─── RECORDS TO PROCESS

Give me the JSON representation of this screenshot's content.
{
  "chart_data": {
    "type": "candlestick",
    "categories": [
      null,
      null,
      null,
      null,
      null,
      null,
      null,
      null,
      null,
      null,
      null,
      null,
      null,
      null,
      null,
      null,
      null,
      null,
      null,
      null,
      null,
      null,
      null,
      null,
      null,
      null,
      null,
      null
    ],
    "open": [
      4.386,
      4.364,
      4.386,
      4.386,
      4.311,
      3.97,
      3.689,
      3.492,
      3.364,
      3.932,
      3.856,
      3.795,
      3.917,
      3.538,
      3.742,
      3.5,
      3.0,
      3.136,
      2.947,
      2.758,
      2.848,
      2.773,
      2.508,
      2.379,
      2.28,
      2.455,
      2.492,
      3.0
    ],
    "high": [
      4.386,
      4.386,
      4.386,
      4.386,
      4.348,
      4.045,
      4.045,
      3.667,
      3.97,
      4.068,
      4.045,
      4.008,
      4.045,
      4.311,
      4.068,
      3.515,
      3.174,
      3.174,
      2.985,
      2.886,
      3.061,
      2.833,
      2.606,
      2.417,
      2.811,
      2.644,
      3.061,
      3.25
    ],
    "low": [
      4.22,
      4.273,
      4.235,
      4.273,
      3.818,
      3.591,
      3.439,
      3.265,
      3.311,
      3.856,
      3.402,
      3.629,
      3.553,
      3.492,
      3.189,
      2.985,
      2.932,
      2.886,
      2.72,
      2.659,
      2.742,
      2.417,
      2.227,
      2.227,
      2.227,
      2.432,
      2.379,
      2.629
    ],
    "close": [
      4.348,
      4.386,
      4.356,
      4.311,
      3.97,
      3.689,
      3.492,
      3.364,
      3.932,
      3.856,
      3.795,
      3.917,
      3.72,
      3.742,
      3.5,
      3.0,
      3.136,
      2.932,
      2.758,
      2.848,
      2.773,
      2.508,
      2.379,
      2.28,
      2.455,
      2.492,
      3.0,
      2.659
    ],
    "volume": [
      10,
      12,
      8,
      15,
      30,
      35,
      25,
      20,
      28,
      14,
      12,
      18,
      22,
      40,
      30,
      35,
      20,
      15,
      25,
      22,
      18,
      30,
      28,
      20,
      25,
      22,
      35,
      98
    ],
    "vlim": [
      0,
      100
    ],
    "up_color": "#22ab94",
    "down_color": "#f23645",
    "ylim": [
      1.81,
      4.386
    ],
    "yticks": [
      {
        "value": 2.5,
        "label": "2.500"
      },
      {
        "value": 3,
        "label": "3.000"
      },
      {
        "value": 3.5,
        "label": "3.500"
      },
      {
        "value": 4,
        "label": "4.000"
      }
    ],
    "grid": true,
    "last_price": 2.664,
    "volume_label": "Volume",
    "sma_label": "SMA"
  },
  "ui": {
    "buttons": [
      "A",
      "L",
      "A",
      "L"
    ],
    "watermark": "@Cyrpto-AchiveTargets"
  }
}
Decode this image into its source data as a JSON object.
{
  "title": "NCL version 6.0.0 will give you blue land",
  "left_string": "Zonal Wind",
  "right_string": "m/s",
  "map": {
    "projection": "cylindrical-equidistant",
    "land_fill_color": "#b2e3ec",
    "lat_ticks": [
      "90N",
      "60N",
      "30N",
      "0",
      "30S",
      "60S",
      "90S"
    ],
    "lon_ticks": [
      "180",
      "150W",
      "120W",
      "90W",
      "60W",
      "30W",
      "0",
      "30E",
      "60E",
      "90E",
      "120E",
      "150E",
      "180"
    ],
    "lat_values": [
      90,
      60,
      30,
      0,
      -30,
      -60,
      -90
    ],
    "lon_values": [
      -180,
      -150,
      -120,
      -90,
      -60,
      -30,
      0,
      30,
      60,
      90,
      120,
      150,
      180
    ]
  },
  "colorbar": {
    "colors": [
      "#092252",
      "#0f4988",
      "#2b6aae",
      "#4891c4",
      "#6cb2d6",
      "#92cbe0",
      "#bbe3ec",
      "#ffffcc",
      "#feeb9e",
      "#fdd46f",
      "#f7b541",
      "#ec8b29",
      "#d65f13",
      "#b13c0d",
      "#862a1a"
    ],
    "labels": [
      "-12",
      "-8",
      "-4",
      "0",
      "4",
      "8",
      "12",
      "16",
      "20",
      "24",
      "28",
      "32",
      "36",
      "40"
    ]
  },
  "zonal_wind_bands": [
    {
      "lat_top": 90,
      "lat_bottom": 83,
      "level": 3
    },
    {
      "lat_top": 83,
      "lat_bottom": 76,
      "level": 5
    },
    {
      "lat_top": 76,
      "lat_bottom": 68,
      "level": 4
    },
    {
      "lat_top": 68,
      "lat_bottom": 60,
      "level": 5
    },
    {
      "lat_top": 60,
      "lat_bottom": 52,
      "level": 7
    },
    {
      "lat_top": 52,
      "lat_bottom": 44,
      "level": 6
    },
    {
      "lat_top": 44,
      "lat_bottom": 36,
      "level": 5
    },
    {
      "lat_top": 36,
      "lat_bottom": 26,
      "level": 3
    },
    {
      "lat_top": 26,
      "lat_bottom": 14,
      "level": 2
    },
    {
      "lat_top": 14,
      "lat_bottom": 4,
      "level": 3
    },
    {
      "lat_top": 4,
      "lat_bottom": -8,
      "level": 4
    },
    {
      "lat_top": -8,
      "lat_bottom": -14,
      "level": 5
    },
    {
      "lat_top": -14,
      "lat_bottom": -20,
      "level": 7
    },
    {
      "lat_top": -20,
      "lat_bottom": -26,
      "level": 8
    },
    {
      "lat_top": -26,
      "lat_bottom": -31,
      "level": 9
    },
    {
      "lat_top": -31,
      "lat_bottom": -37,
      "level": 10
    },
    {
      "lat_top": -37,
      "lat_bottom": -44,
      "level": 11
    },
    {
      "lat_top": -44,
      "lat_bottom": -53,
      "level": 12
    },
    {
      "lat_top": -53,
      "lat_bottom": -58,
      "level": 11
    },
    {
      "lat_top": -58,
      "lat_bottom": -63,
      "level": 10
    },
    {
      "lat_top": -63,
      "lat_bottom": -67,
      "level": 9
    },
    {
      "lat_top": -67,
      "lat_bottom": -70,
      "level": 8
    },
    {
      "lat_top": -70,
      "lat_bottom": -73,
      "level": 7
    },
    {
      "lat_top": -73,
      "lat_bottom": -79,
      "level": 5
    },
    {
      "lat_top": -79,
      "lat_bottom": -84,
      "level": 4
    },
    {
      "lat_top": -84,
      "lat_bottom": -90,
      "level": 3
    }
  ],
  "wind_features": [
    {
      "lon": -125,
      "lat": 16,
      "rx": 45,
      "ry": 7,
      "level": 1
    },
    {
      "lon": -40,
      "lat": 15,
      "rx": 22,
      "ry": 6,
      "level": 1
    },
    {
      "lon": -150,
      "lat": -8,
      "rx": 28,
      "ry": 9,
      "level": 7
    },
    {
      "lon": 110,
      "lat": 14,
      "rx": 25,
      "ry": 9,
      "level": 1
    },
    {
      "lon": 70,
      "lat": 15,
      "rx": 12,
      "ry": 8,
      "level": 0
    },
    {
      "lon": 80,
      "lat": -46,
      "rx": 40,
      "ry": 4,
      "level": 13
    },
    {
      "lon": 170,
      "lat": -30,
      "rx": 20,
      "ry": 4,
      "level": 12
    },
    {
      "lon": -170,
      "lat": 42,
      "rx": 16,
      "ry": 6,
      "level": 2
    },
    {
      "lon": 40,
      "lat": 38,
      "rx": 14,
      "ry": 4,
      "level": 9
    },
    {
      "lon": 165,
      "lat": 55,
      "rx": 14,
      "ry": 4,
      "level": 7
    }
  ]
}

──────

§ EXERCISE INSTRUCTIONS: Restate every entry word for word.

§ PROBLEM SOLUTION:
Give me the JSON representation of this screenshot's content.
{
  "chart_data": {
    "type": "candlestick",
    "categories": [
      null,
      null,
      null,
      null,
      null,
      null,
      null,
      null,
      null,
      null,
      null,
      null,
      null,
      null,
      null,
      null,
      null,
      null,
      null,
      null,
      null,
      null,
      null,
      null,
      null,
      null,
      null,
      null
    ],
    "open": [
      4.386,
      4.364,
      4.386,
      4.386,
      4.311,
      3.97,
      3.689,
      3.492,
      3.364,
      3.932,
      3.856,
      3.795,
      3.917,
      3.538,
      3.742,
      3.5,
      3.0,
      3.136,
      2.947,
      2.758,
      2.848,
      2.773,
      2.508,
      2.379,
      2.28,
      2.455,
      2.492,
      3.0
    ],
    "high": [
      4.386,
      4.386,
      4.386,
      4.386,
      4.348,
      4.045,
      4.045,
      3.667,
      3.97,
      4.068,
      4.045,
      4.008,
      4.045,
      4.311,
      4.068,
      3.515,
      3.174,
      3.174,
      2.985,
      2.886,
      3.061,
      2.833,
      2.606,
      2.417,
      2.811,
      2.644,
      3.061,
      3.25
    ],
    "low": [
      4.22,
      4.273,
      4.235,
      4.273,
      3.818,
      3.591,
      3.439,
      3.265,
      3.311,
      3.856,
      3.402,
      3.629,
      3.553,
      3.492,
      3.189,
      2.985,
      2.932,
      2.886,
      2.72,
      2.659,
      2.742,
      2.417,
      2.227,
      2.227,
      2.227,
      2.432,
      2.379,
      2.629
    ],
    "close": [
      4.348,
      4.386,
      4.356,
      4.311,
      3.97,
      3.689,
      3.492,
      3.364,
      3.932,
      3.856,
      3.795,
      3.917,
      3.72,
      3.742,
      3.5,
      3.0,
      3.136,
      2.932,
      2.758,
      2.848,
      2.773,
      2.508,
      2.379,
      2.28,
      2.455,
      2.492,
      3.0,
      2.659
    ],
    "volume": [
      10,
      12,
      8,
      15,
      30,
      35,
      25,
      20,
      28,
      14,
      12,
      18,
      22,
      40,
      30,
      35,
      20,
      15,
      25,
      22,
      18,
      30,
      28,
      20,
      25,
      22,
      35,
      98
    ],
    "vlim": [
      0,
      100
    ],
    "up_color": "#22ab94",
    "down_color": "#f23645",
    "ylim": [
      1.81,
      4.386
    ],
    "yticks": [
      {
        "value": 2.5,
        "label": "2.500"
      },
      {
        "value": 3,
        "label": "3.000"
      },
      {
        "value": 3.5,
        "label": "3.500"
      },
      {
        "value": 4,
        "label": "4.000"
      }
    ],
    "grid": true,
    "last_price": 2.664,
    "volume_label": "Volume",
    "sma_label": "SMA"
  },
  "ui": {
    "buttons": [
      "A",
      "L",
      "A",
      "L"
    ],
    "watermark": "@Cyrpto-AchiveTargets"
  }
}
Decode this image into its source data as a JSON object.
{
  "title": "NCL version 6.0.0 will give you blue land",
  "left_string": "Zonal Wind",
  "right_string": "m/s",
  "map": {
    "projection": "cylindrical-equidistant",
    "land_fill_color": "#b2e3ec",
    "lat_ticks": [
      "90N",
      "60N",
      "30N",
      "0",
      "30S",
      "60S",
      "90S"
    ],
    "lon_ticks": [
      "180",
      "150W",
      "120W",
      "90W",
      "60W",
      "30W",
      "0",
      "30E",
      "60E",
      "90E",
      "120E",
      "150E",
      "180"
    ],
    "lat_values": [
      90,
      60,
      30,
      0,
      -30,
      -60,
      -90
    ],
    "lon_values": [
      -180,
      -150,
      -120,
      -90,
      -60,
      -30,
      0,
      30,
      60,
      90,
      120,
      150,
      180
    ]
  },
  "colorbar": {
    "colors": [
      "#092252",
      "#0f4988",
      "#2b6aae",
      "#4891c4",
      "#6cb2d6",
      "#92cbe0",
      "#bbe3ec",
      "#ffffcc",
      "#feeb9e",
      "#fdd46f",
      "#f7b541",
      "#ec8b29",
      "#d65f13",
      "#b13c0d",
      "#862a1a"
    ],
    "labels": [
      "-12",
      "-8",
      "-4",
      "0",
      "4",
      "8",
      "12",
      "16",
      "20",
      "24",
      "28",
      "32",
      "36",
      "40"
    ]
  },
  "zonal_wind_bands": [
    {
      "lat_top": 90,
      "lat_bottom": 83,
      "level": 3
    },
    {
      "lat_top": 83,
      "lat_bottom": 76,
      "level": 5
    },
    {
      "lat_top": 76,
      "lat_bottom": 68,
      "level": 4
    },
    {
      "lat_top": 68,
      "lat_bottom": 60,
      "level": 5
    },
    {
      "lat_top": 60,
      "lat_bottom": 52,
      "level": 7
    },
    {
      "lat_top": 52,
      "lat_bottom": 44,
      "level": 6
    },
    {
      "lat_top": 44,
      "lat_bottom": 36,
      "level": 5
    },
    {
      "lat_top": 36,
      "lat_bottom": 26,
      "level": 3
    },
    {
      "lat_top": 26,
      "lat_bottom": 14,
      "level": 2
    },
    {
      "lat_top": 14,
      "lat_bottom": 4,
      "level": 3
    },
    {
      "lat_top": 4,
      "lat_bottom": -8,
      "level": 4
    },
    {
      "lat_top": -8,
      "lat_bottom": -14,
      "level": 5
    },
    {
      "lat_top": -14,
      "lat_bottom": -20,
      "level": 7
    },
    {
      "lat_top": -20,
      "lat_bottom": -26,
      "level": 8
    },
    {
      "lat_top": -26,
      "lat_bottom": -31,
      "level": 9
    },
    {
      "lat_top": -31,
      "lat_bottom": -37,
      "level": 10
    },
    {
      "lat_top": -37,
      "lat_bottom": -44,
      "level": 11
    },
    {
      "lat_top": -44,
      "lat_bottom": -53,
      "level": 12
    },
    {
      "lat_top": -53,
      "lat_bottom": -58,
      "level": 11
    },
    {
      "lat_top": -58,
      "lat_bottom": -63,
      "level": 10
    },
    {
      "lat_top": -63,
      "lat_bottom": -67,
      "level": 9
    },
    {
      "lat_top": -67,
      "lat_bottom": -70,
      "level": 8
    },
    {
      "lat_top": -70,
      "lat_bottom": -73,
      "level": 7
    },
    {
      "lat_top": -73,
      "lat_bottom": -79,
      "level": 5
    },
    {
      "lat_top": -79,
      "lat_bottom": -84,
      "level": 4
    },
    {
      "lat_top": -84,
      "lat_bottom": -90,
      "level": 3
    }
  ],
  "wind_features": [
    {
      "lon": -125,
      "lat": 16,
      "rx": 45,
      "ry": 7,
      "level": 1
    },
    {
      "lon": -40,
      "lat": 15,
      "rx": 22,
      "ry": 6,
      "level": 1
    },
    {
      "lon": -150,
      "lat": -8,
      "rx": 28,
      "ry": 9,
      "level": 7
    },
    {
      "lon": 110,
      "lat": 14,
      "rx": 25,
      "ry": 9,
      "level": 1
    },
    {
      "lon": 70,
      "lat": 15,
      "rx": 12,
      "ry": 8,
      "level": 0
    },
    {
      "lon": 80,
      "lat": -46,
      "rx": 40,
      "ry": 4,
      "level": 13
    },
    {
      "lon": 170,
      "lat": -30,
      "rx": 20,
      "ry": 4,
      "level": 12
    },
    {
      "lon": -170,
      "lat": 42,
      "rx": 16,
      "ry": 6,
      "level": 2
    },
    {
      "lon": 40,
      "lat": 38,
      "rx": 14,
      "ry": 4,
      "level": 9
    },
    {
      "lon": 165,
      "lat": 55,
      "rx": 14,
      "ry": 4,
      "level": 7
    }
  ]
}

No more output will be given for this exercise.